A block of data:
####################

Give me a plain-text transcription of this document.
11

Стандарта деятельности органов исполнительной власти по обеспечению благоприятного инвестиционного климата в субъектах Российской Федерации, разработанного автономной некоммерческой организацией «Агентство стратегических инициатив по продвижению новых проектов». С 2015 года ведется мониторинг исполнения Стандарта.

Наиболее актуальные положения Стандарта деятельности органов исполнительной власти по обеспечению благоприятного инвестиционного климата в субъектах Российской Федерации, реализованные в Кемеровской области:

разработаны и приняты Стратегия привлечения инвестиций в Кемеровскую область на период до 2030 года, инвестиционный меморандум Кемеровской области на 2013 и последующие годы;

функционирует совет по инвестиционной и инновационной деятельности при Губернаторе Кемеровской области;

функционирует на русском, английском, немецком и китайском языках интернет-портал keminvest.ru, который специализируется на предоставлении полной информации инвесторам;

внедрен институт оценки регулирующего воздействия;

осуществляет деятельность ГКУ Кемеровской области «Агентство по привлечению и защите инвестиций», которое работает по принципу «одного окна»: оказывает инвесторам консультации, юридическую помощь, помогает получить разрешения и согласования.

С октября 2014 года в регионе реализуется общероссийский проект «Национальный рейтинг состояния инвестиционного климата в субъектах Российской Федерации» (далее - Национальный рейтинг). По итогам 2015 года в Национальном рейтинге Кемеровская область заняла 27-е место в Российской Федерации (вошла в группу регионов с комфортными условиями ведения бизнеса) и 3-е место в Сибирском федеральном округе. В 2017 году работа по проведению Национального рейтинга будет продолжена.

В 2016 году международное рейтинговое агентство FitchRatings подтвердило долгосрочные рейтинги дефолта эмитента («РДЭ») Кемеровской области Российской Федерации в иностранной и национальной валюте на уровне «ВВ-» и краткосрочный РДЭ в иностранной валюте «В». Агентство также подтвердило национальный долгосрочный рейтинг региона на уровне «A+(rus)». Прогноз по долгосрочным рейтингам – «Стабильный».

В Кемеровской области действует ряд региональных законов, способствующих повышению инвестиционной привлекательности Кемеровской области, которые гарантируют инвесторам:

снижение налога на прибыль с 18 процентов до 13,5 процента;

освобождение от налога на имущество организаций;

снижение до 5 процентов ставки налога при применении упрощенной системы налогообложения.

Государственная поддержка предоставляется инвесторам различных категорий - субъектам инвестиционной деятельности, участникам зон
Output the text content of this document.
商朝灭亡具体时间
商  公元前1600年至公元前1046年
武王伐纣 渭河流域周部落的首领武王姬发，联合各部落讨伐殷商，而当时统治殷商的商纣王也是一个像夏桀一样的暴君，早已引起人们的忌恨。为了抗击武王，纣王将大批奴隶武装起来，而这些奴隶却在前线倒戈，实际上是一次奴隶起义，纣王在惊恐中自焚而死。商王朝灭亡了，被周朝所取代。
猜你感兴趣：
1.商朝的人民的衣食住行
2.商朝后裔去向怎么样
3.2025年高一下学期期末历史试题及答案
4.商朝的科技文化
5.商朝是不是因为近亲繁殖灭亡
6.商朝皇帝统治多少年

####################

> [TASK INSTRUCTIONS]:
Give the complete listing a second time, exactly as it reads.

> [RESPONSE]:
Give me a plain-text transcription of this document.
11

Стандарта деятельности органов исполнительной власти по обеспечению благоприятного инвестиционного климата в субъектах Российской Федерации, разработанного автономной некоммерческой организацией «Агентство стратегических инициатив по продвижению новых проектов». С 2015 года ведется мониторинг исполнения Стандарта.

Наиболее актуальные положения Стандарта деятельности органов исполнительной власти по обеспечению благоприятного инвестиционного климата в субъектах Российской Федерации, реализованные в Кемеровской области:

разработаны и приняты Стратегия привлечения инвестиций в Кемеровскую область на период до 2030 года, инвестиционный меморандум Кемеровской области на 2013 и последующие годы;

функционирует совет по инвестиционной и инновационной деятельности при Губернаторе Кемеровской области;

функционирует на русском, английском, немецком и китайском языках интернет-портал keminvest.ru, который специализируется на предоставлении полной информации инвесторам;

внедрен институт оценки регулирующего воздействия;

осуществляет деятельность ГКУ Кемеровской области «Агентство по привлечению и защите инвестиций», которое работает по принципу «одного окна»: оказывает инвесторам консультации, юридическую помощь, помогает получить разрешения и согласования.

С октября 2014 года в регионе реализуется общероссийский проект «Национальный рейтинг состояния инвестиционного климата в субъектах Российской Федерации» (далее - Национальный рейтинг). По итогам 2015 года в Национальном рейтинге Кемеровская область заняла 27-е место в Российской Федерации (вошла в группу регионов с комфортными условиями ведения бизнеса) и 3-е место в Сибирском федеральном округе. В 2017 году работа по проведению Национального рейтинга будет продолжена.

В 2016 году международное рейтинговое агентство FitchRatings подтвердило долгосрочные рейтинги дефолта эмитента («РДЭ») Кемеровской области Российской Федерации в иностранной и национальной валюте на уровне «ВВ-» и краткосрочный РДЭ в иностранной валюте «В». Агентство также подтвердило национальный долгосрочный рейтинг региона на уровне «A+(rus)». Прогноз по долгосрочным рейтингам – «Стабильный».

В Кемеровской области действует ряд региональных законов, способствующих повышению инвестиционной привлекательности Кемеровской области, которые гарантируют инвесторам:

снижение налога на прибыль с 18 процентов до 13,5 процента;

освобождение от налога на имущество организаций;

снижение до 5 процентов ставки налога при применении упрощенной системы налогообложения.

Государственная поддержка предоставляется инвесторам различных категорий - субъектам инвестиционной деятельности, участникам зон
Output the text content of this document.
商朝灭亡具体时间
商  公元前1600年至公元前1046年
武王伐纣 渭河流域周部落的首领武王姬发，联合各部落讨伐殷商，而当时统治殷商的商纣王也是一个像夏桀一样的暴君，早已引起人们的忌恨。为了抗击武王，纣王将大批奴隶武装起来，而这些奴隶却在前线倒戈，实际上是一次奴隶起义，纣王在惊恐中自焚而死。商王朝灭亡了，被周朝所取代。
猜你感兴趣：
1.商朝的人民的衣食住行
2.商朝后裔去向怎么样
3.2025年高一下学期期末历史试题及答案
4.商朝的科技文化
5.商朝是不是因为近亲繁殖灭亡
6.商朝皇帝统治多少年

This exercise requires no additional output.